» Set task: Retype the records below exactly as they appear, but leave out any pictures.

%%

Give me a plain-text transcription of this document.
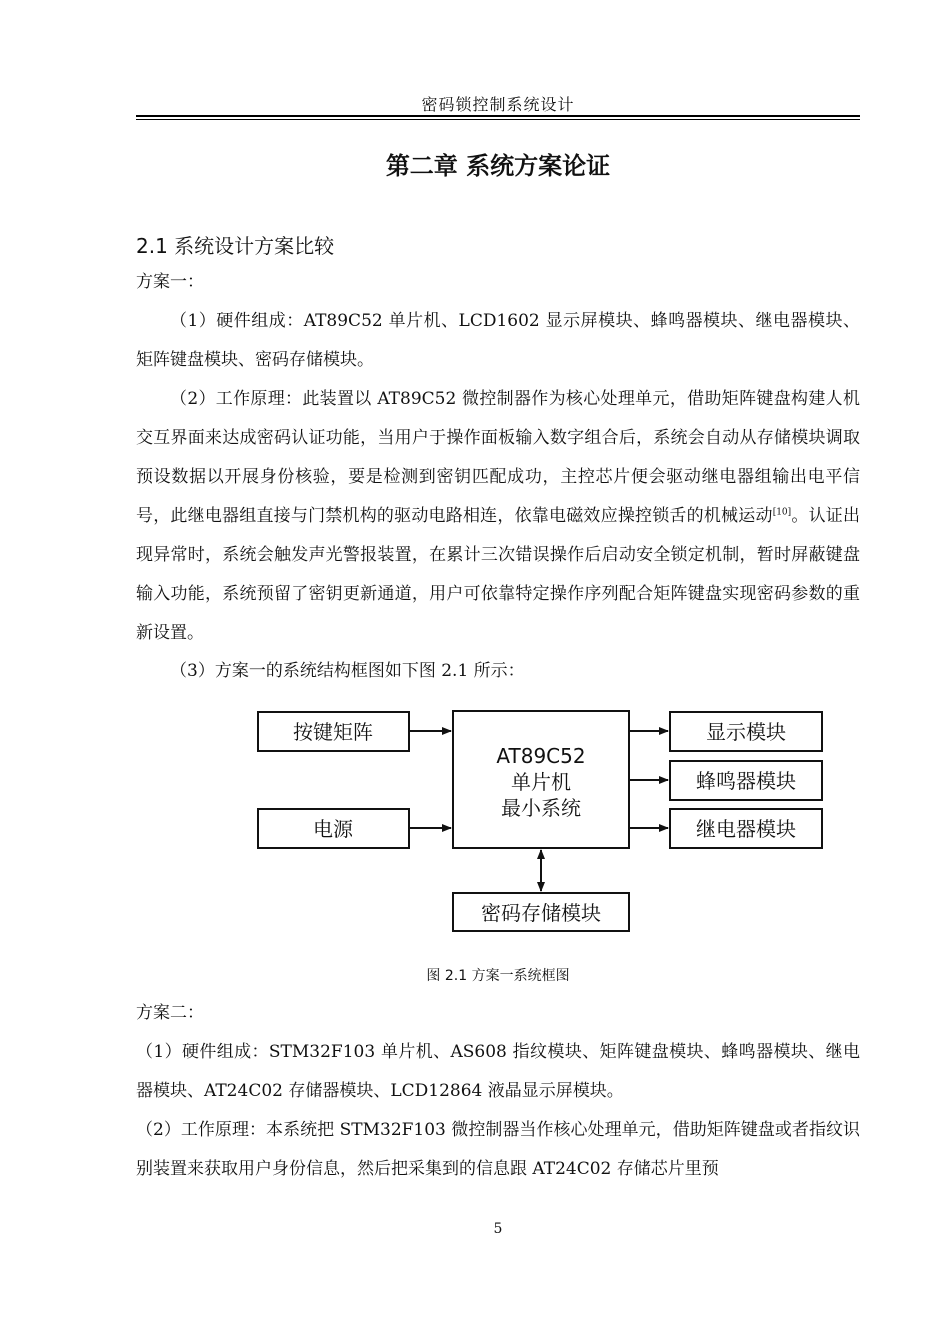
密码锁控制系统设计
第二章 系统方案论证
2.1 系统设计方案比较
方案一：
（1）硬件组成：AT89C52 单片机、LCD1602 显示屏模块、蜂鸣器模块、继电器模块、矩阵键盘模块、密码存储模块。
（2）工作原理：此装置以 AT89C52 微控制器作为核心处理单元，借助矩阵键盘构建人机交互界面来达成密码认证功能，当用户于操作面板输入数字组合后，系统会自动从存储模块调取预设数据以开展身份核验，要是检测到密钥匹配成功，主控芯片便会驱动继电器组输出电平信号，此继电器组直接与门禁机构的驱动电路相连，依靠电磁效应操控锁舌的机械运动[10]。认证出现异常时，系统会触发声光警报装置，在累计三次错误操作后启动安全锁定机制，暂时屏蔽键盘输入功能，系统预留了密钥更新通道，用户可依靠特定操作序列配合矩阵键盘实现密码参数的重新设置。
（3）方案一的系统结构框图如下图 2.1 所示：
按键矩阵
电源
AT89C52
单片机
最小系统
显示模块
蜂鸣器模块
继电器模块
密码存储模块
图 2.1 方案一系统框图
方案二：
（1）硬件组成：STM32F103 单片机、AS608 指纹模块、矩阵键盘模块、蜂鸣器模块、继电器模块、AT24C02 存储器模块、LCD12864 液晶显示屏模块。
（2）工作原理：本系统把 STM32F103 微控制器当作核心处理单元，借助矩阵键盘或者指纹识别装置来获取用户身份信息，然后把采集到的信息跟 AT24C02 存储芯片里预
5
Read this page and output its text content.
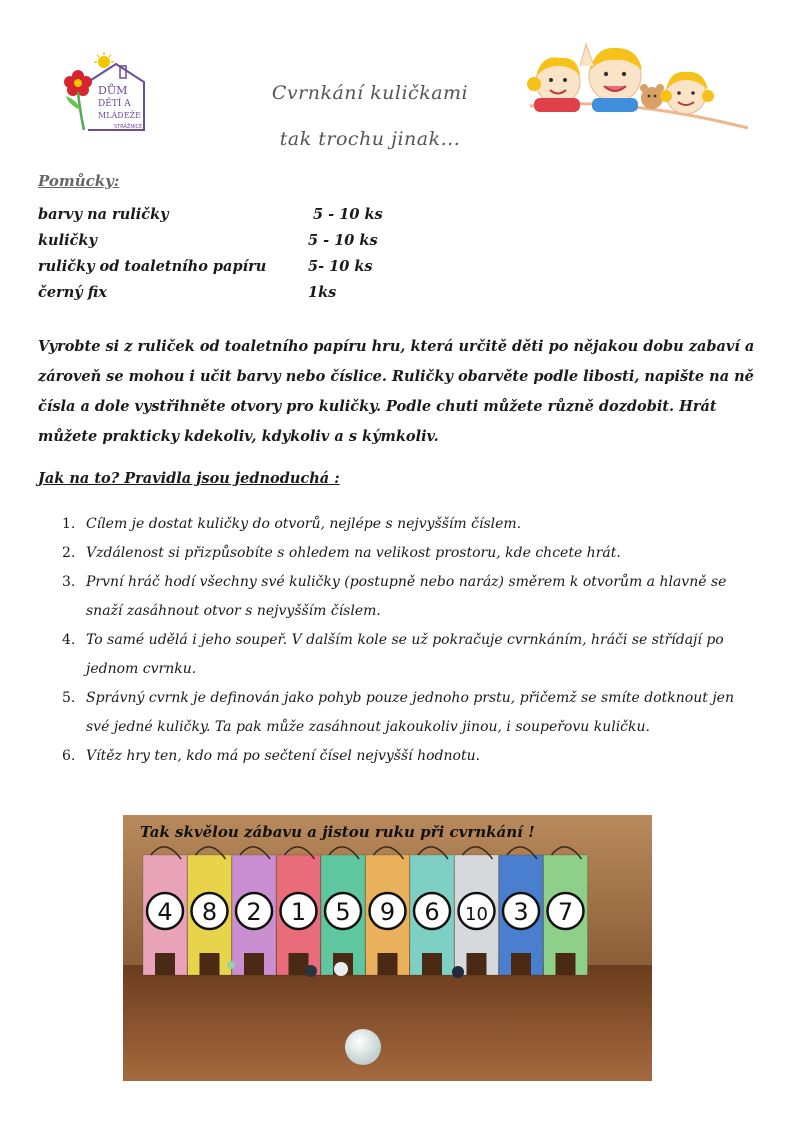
DŮM
DĚTÍ A
MLÁDEŽE
STRÁŽNICE
Cvrnkání kuličkami
tak trochu jinak...
Pomůcky:
barvy na ruličky	5 - 10 ks
kuličky	5 - 10 ks
ruličky od toaletního papíru	5- 10 ks
černý fix	1ks
Vyrobte si z ruliček od toaletního papíru hru, která určitě děti po nějakou dobu zabaví a zároveň se mohou i učit barvy nebo číslice. Ruličky obarvěte podle libosti, napište na ně čísla a dole vystřihněte otvory pro kuličky. Podle chuti můžete různě dozdobit. Hrát můžete prakticky kdekoliv, kdykoliv a s kýmkoliv.
Jak na to? Pravidla jsou jednoduchá :
1. Cílem je dostat kuličky do otvorů, nejlépe s nejvyšším číslem.
2. Vzdálenost si přizpůsobíte s ohledem na velikost prostoru, kde chcete hrát.
3. První hráč hodí všechny své kuličky (postupně nebo naráz) směrem k otvorům a hlavně se snaží zasáhnout otvor s nejvyšším číslem.
4. To samé udělá i jeho soupeř. V dalším kole se už pokračuje cvrnkáním, hráči se střídají po jednom cvrnku.
5. Správný cvrnk je definován jako pohyb pouze jednoho prstu, přičemž se smíte dotknout jen své jedné kuličky. Ta pak může zasáhnout jakoukoliv jinou, i soupeřovu kuličku.
6. Vítěz hry ten, kdo má po sečtení čísel nejvyšší hodnotu.
4 8 2 1 5 9 6 10 3 7
Tak skvělou zábavu a jistou ruku při cvrnkání !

%%

» Solution:
Give me a plain-text transcription of this document.
密码锁控制系统设计
第二章 系统方案论证
2.1 系统设计方案比较
方案一：
（1）硬件组成：AT89C52 单片机、LCD1602 显示屏模块、蜂鸣器模块、继电器模块、矩阵键盘模块、密码存储模块。
（2）工作原理：此装置以 AT89C52 微控制器作为核心处理单元，借助矩阵键盘构建人机交互界面来达成密码认证功能，当用户于操作面板输入数字组合后，系统会自动从存储模块调取预设数据以开展身份核验，要是检测到密钥匹配成功，主控芯片便会驱动继电器组输出电平信号，此继电器组直接与门禁机构的驱动电路相连，依靠电磁效应操控锁舌的机械运动[10]。认证出现异常时，系统会触发声光警报装置，在累计三次错误操作后启动安全锁定机制，暂时屏蔽键盘输入功能，系统预留了密钥更新通道，用户可依靠特定操作序列配合矩阵键盘实现密码参数的重新设置。
（3）方案一的系统结构框图如下图 2.1 所示：
按键矩阵
电源
AT89C52
单片机
最小系统
显示模块
蜂鸣器模块
继电器模块
密码存储模块
图 2.1 方案一系统框图
方案二：
（1）硬件组成：STM32F103 单片机、AS608 指纹模块、矩阵键盘模块、蜂鸣器模块、继电器模块、AT24C02 存储器模块、LCD12864 液晶显示屏模块。
（2）工作原理：本系统把 STM32F103 微控制器当作核心处理单元，借助矩阵键盘或者指纹识别装置来获取用户身份信息，然后把采集到的信息跟 AT24C02 存储芯片里预
5
Read this page and output its text content.
DŮM
DĚTÍ A
MLÁDEŽE
STRÁŽNICE
Cvrnkání kuličkami
tak trochu jinak...
Pomůcky:
barvy na ruličky	5 - 10 ks
kuličky	5 - 10 ks
ruličky od toaletního papíru	5- 10 ks
černý fix	1ks
Vyrobte si z ruliček od toaletního papíru hru, která určitě děti po nějakou dobu zabaví a zároveň se mohou i učit barvy nebo číslice. Ruličky obarvěte podle libosti, napište na ně čísla a dole vystřihněte otvory pro kuličky. Podle chuti můžete různě dozdobit. Hrát můžete prakticky kdekoliv, kdykoliv a s kýmkoliv.
Jak na to? Pravidla jsou jednoduchá :
1. Cílem je dostat kuličky do otvorů, nejlépe s nejvyšším číslem.
2. Vzdálenost si přizpůsobíte s ohledem na velikost prostoru, kde chcete hrát.
3. První hráč hodí všechny své kuličky (postupně nebo naráz) směrem k otvorům a hlavně se snaží zasáhnout otvor s nejvyšším číslem.
4. To samé udělá i jeho soupeř. V dalším kole se už pokračuje cvrnkáním, hráči se střídají po jednom cvrnku.
5. Správný cvrnk je definován jako pohyb pouze jednoho prstu, přičemž se smíte dotknout jen své jedné kuličky. Ta pak může zasáhnout jakoukoliv jinou, i soupeřovu kuličku.
6. Vítěz hry ten, kdo má po sečtení čísel nejvyšší hodnotu.
4 8 2 1 5 9 6 10 3 7
Tak skvělou zábavu a jistou ruku při cvrnkání !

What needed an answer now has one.